--- start Entries ---
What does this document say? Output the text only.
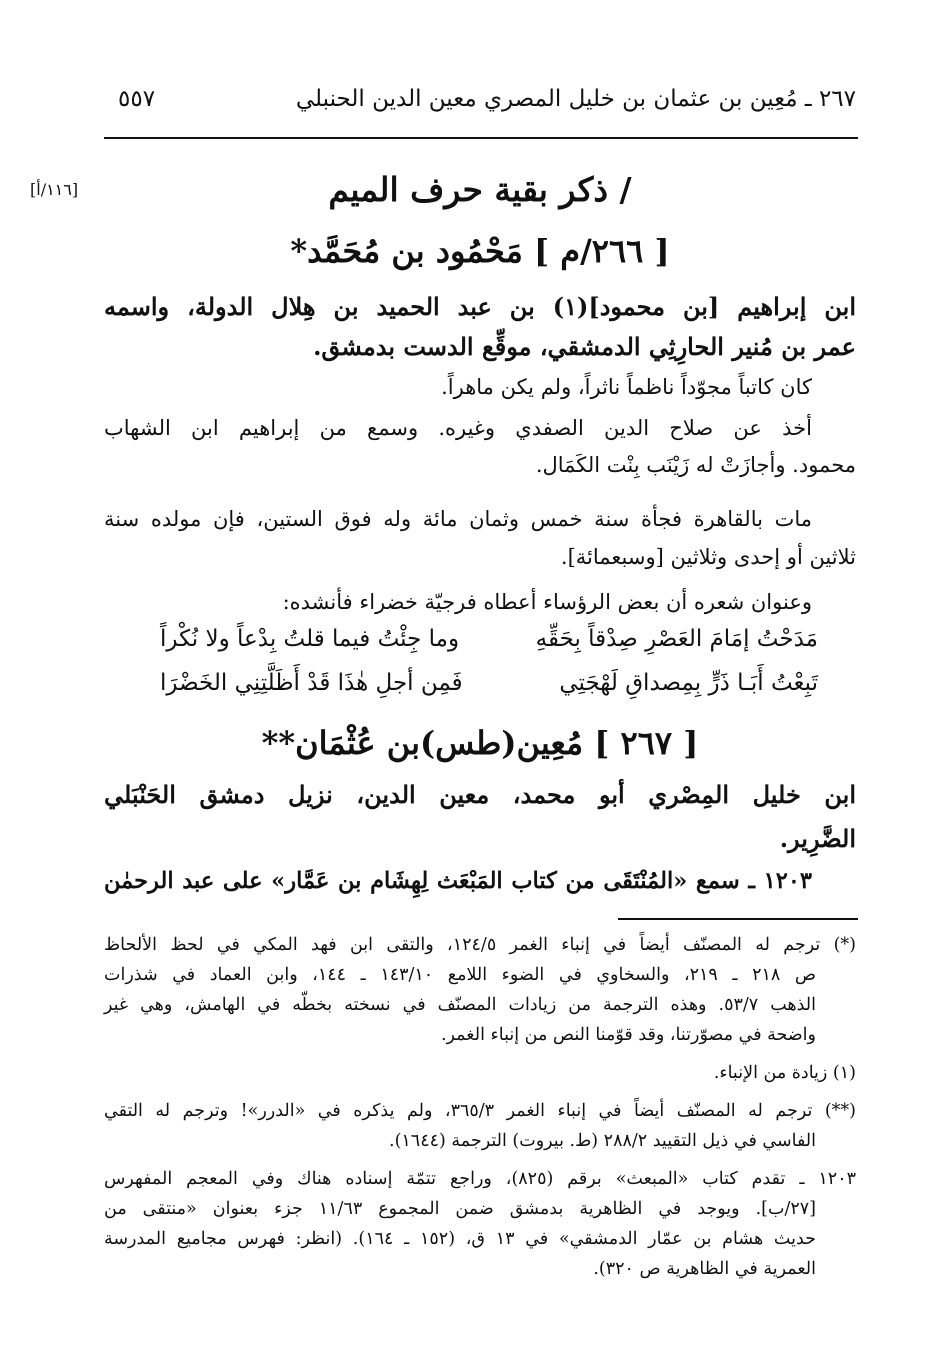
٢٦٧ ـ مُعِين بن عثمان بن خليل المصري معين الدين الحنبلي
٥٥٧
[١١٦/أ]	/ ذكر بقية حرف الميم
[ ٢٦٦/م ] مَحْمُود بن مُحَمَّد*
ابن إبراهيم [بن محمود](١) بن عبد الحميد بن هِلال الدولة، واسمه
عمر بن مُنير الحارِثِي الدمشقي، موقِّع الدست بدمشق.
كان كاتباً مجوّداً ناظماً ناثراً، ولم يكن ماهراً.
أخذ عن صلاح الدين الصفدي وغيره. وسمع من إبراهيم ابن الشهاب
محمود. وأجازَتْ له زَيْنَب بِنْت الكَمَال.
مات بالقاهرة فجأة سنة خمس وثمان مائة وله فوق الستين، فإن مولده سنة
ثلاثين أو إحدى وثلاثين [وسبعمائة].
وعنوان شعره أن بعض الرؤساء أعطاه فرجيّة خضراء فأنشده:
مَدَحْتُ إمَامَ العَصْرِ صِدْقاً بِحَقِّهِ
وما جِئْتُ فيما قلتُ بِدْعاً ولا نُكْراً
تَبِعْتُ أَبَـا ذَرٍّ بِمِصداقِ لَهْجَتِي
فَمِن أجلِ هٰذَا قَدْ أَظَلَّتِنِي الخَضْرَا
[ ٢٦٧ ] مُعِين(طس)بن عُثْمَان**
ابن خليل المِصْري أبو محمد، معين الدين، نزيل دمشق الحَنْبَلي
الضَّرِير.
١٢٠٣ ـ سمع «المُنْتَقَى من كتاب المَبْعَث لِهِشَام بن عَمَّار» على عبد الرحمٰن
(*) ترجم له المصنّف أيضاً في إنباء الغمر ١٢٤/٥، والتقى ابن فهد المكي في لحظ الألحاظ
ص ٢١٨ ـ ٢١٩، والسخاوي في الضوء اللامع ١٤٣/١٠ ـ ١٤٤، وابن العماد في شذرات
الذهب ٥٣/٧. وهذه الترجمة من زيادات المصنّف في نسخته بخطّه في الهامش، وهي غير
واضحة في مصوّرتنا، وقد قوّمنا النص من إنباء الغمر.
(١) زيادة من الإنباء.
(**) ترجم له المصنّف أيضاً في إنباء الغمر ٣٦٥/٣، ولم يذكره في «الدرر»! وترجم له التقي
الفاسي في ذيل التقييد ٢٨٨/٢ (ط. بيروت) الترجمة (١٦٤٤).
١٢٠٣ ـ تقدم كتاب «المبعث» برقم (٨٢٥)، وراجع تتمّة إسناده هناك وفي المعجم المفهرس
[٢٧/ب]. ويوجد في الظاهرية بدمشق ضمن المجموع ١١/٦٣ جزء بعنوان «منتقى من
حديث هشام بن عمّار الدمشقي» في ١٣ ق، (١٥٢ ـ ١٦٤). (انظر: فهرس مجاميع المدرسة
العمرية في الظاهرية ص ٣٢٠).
--- end Entries ---
| Short exercise |
Look above for every line with the word "إبراهيم" and copy it.

| Response to this task |
ابن إبراهيم [بن محمود](١) بن عبد الحميد بن هِلال الدولة، واسمه
أخذ عن صلاح الدين الصفدي وغيره. وسمع من إبراهيم ابن الشهاب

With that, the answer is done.